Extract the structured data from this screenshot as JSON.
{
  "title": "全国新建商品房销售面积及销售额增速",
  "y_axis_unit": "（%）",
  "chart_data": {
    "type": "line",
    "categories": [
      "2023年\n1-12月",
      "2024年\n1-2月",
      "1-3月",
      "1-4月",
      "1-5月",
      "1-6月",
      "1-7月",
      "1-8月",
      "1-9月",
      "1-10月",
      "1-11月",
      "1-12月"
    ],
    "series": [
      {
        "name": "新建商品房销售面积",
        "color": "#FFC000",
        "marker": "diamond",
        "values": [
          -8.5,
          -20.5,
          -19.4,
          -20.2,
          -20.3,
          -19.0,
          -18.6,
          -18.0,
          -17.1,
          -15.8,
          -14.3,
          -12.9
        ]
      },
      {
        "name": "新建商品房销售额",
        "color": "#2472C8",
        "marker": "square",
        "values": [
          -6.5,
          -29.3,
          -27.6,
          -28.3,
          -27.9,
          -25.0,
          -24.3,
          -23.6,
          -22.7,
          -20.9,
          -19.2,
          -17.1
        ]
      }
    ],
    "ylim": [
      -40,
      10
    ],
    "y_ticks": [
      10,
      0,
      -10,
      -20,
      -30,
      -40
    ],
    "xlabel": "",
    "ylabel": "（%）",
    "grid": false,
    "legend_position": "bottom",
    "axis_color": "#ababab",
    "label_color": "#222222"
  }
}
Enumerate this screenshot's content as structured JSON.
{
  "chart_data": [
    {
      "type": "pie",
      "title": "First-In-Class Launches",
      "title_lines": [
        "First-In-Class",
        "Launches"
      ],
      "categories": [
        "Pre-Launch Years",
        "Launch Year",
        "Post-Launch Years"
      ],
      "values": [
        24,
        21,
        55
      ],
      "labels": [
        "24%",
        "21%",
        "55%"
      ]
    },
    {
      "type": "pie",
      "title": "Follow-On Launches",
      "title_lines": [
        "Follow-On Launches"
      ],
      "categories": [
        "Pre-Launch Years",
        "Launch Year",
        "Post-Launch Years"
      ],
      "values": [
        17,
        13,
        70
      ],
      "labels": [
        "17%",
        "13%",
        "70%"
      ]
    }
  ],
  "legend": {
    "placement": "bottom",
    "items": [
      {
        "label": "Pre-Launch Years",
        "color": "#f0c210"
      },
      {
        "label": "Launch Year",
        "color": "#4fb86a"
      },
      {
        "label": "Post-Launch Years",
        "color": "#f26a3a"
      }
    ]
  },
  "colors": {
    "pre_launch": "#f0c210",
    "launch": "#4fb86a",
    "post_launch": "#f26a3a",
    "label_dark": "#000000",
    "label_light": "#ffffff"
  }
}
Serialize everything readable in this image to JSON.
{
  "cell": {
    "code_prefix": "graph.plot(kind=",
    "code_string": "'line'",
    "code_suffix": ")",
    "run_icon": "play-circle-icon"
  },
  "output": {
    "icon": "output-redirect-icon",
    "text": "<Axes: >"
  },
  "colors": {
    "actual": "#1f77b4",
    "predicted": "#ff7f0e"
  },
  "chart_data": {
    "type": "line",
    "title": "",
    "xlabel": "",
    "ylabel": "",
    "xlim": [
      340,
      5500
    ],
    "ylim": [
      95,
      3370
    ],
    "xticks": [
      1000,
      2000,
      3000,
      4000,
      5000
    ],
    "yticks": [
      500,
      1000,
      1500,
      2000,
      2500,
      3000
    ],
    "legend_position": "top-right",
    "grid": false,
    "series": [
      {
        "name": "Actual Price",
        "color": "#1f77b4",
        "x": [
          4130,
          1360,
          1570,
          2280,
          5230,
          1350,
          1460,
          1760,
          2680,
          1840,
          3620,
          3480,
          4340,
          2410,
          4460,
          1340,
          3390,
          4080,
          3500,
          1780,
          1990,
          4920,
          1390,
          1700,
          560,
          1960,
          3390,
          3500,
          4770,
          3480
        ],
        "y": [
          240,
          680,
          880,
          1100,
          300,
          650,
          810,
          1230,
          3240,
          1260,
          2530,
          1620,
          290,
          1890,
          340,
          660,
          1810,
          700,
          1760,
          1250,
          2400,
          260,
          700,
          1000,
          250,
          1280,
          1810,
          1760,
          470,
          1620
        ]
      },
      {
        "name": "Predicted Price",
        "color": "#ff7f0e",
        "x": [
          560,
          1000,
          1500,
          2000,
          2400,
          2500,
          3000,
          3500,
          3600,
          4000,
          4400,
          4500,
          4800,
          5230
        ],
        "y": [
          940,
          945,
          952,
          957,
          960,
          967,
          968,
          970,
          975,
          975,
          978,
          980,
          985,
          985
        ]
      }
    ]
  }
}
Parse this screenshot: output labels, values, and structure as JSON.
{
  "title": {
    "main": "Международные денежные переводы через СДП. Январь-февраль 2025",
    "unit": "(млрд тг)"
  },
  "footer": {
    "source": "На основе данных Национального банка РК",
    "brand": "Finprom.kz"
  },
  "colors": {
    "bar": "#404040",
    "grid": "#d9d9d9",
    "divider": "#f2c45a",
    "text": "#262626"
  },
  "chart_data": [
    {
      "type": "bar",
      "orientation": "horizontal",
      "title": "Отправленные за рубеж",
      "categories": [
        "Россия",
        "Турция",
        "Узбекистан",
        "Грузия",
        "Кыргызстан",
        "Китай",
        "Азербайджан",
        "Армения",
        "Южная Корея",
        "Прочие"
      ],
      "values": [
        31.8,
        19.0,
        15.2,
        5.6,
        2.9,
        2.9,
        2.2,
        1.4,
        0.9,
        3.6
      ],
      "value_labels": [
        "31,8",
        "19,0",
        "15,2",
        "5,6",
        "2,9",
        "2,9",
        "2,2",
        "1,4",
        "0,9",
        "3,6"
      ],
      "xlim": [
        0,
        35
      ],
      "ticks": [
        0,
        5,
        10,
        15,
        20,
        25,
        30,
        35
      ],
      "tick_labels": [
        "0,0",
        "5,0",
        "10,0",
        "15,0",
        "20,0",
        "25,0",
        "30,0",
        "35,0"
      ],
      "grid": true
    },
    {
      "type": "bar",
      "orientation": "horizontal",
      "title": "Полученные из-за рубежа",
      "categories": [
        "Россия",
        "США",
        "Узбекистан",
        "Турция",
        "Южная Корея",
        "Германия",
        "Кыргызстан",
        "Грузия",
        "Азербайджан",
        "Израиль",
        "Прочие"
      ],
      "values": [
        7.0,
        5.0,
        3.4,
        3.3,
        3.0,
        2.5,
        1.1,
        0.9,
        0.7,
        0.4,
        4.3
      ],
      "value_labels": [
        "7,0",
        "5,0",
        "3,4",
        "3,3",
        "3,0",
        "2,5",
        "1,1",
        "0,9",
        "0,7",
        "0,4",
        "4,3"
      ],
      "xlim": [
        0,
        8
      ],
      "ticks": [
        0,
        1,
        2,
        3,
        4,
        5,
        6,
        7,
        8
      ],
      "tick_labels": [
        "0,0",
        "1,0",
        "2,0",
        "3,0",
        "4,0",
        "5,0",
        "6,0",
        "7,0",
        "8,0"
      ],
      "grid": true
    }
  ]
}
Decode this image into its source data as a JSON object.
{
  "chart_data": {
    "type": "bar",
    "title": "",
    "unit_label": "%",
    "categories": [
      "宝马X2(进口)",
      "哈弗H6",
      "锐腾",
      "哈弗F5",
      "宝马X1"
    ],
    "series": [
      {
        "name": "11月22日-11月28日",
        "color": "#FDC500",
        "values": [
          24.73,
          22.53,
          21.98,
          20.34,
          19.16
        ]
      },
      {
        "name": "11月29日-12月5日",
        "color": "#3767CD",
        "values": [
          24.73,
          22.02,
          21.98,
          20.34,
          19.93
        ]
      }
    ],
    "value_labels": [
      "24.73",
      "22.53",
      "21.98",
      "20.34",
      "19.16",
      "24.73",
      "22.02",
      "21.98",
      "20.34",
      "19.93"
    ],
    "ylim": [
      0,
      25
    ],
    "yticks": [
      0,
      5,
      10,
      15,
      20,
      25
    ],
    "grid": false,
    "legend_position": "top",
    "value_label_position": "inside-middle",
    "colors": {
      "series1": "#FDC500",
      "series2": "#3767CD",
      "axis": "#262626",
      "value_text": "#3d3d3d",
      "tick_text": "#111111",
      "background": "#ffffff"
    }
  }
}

****************

> **SET EXERCISE**: Scan the data above and copy every line with "icon" in it.

> **EXERCISE ANSWER**:
    "run_icon": "play-circle-icon"
    "icon": "output-redirect-icon",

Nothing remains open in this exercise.